# INFORMATION PROVIDED
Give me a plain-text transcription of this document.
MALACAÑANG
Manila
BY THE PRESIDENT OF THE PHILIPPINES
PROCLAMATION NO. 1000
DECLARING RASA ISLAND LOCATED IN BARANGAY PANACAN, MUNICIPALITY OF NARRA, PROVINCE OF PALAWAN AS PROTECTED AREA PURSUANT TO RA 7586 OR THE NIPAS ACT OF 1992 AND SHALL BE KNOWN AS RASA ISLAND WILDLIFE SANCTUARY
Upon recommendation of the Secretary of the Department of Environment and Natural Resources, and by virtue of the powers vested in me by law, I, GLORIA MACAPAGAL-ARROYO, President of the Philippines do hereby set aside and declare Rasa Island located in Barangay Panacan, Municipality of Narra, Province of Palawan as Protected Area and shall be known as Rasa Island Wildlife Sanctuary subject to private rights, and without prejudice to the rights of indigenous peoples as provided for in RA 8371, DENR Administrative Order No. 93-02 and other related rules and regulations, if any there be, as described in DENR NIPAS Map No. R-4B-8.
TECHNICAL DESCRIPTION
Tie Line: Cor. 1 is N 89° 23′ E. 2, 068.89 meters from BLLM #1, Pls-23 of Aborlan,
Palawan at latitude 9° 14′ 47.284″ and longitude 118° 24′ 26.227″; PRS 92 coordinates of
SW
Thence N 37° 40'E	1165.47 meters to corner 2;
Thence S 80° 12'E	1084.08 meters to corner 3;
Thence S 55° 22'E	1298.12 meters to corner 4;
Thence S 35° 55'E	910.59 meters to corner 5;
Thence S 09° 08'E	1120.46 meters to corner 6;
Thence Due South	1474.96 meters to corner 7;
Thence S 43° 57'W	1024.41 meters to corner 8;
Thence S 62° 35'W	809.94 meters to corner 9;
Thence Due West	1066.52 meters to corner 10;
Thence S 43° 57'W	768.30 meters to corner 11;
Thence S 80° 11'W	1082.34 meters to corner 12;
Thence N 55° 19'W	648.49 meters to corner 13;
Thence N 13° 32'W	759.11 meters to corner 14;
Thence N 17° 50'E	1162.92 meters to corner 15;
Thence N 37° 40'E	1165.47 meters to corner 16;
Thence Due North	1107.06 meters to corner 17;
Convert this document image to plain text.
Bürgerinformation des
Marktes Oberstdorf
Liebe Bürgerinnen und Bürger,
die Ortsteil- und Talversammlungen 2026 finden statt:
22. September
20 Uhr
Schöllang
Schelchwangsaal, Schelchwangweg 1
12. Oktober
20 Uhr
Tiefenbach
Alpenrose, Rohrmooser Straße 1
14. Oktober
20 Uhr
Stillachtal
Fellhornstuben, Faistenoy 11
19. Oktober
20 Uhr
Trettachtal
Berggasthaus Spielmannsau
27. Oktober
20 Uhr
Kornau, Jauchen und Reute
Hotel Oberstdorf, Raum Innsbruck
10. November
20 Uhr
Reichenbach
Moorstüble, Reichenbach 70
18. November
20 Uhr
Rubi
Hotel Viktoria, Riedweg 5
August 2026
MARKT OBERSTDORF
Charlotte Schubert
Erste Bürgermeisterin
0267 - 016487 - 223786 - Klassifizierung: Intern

# WHAT YOU HAVE TO DO
Retype all of the data shown above, word for word.

# EXERCISE SOLUTION
Give me a plain-text transcription of this document.
MALACAÑANG
Manila
BY THE PRESIDENT OF THE PHILIPPINES
PROCLAMATION NO. 1000
DECLARING RASA ISLAND LOCATED IN BARANGAY PANACAN, MUNICIPALITY OF NARRA, PROVINCE OF PALAWAN AS PROTECTED AREA PURSUANT TO RA 7586 OR THE NIPAS ACT OF 1992 AND SHALL BE KNOWN AS RASA ISLAND WILDLIFE SANCTUARY
Upon recommendation of the Secretary of the Department of Environment and Natural Resources, and by virtue of the powers vested in me by law, I, GLORIA MACAPAGAL-ARROYO, President of the Philippines do hereby set aside and declare Rasa Island located in Barangay Panacan, Municipality of Narra, Province of Palawan as Protected Area and shall be known as Rasa Island Wildlife Sanctuary subject to private rights, and without prejudice to the rights of indigenous peoples as provided for in RA 8371, DENR Administrative Order No. 93-02 and other related rules and regulations, if any there be, as described in DENR NIPAS Map No. R-4B-8.
TECHNICAL DESCRIPTION
Tie Line: Cor. 1 is N 89° 23′ E. 2, 068.89 meters from BLLM #1, Pls-23 of Aborlan,
Palawan at latitude 9° 14′ 47.284″ and longitude 118° 24′ 26.227″; PRS 92 coordinates of
SW
Thence N 37° 40'E	1165.47 meters to corner 2;
Thence S 80° 12'E	1084.08 meters to corner 3;
Thence S 55° 22'E	1298.12 meters to corner 4;
Thence S 35° 55'E	910.59 meters to corner 5;
Thence S 09° 08'E	1120.46 meters to corner 6;
Thence Due South	1474.96 meters to corner 7;
Thence S 43° 57'W	1024.41 meters to corner 8;
Thence S 62° 35'W	809.94 meters to corner 9;
Thence Due West	1066.52 meters to corner 10;
Thence S 43° 57'W	768.30 meters to corner 11;
Thence S 80° 11'W	1082.34 meters to corner 12;
Thence N 55° 19'W	648.49 meters to corner 13;
Thence N 13° 32'W	759.11 meters to corner 14;
Thence N 17° 50'E	1162.92 meters to corner 15;
Thence N 37° 40'E	1165.47 meters to corner 16;
Thence Due North	1107.06 meters to corner 17;
Convert this document image to plain text.
Bürgerinformation des
Marktes Oberstdorf
Liebe Bürgerinnen und Bürger,
die Ortsteil- und Talversammlungen 2026 finden statt:
22. September
20 Uhr
Schöllang
Schelchwangsaal, Schelchwangweg 1
12. Oktober
20 Uhr
Tiefenbach
Alpenrose, Rohrmooser Straße 1
14. Oktober
20 Uhr
Stillachtal
Fellhornstuben, Faistenoy 11
19. Oktober
20 Uhr
Trettachtal
Berggasthaus Spielmannsau
27. Oktober
20 Uhr
Kornau, Jauchen und Reute
Hotel Oberstdorf, Raum Innsbruck
10. November
20 Uhr
Reichenbach
Moorstüble, Reichenbach 70
18. November
20 Uhr
Rubi
Hotel Viktoria, Riedweg 5
August 2026
MARKT OBERSTDORF
Charlotte Schubert
Erste Bürgermeisterin
0267 - 016487 - 223786 - Klassifizierung: Intern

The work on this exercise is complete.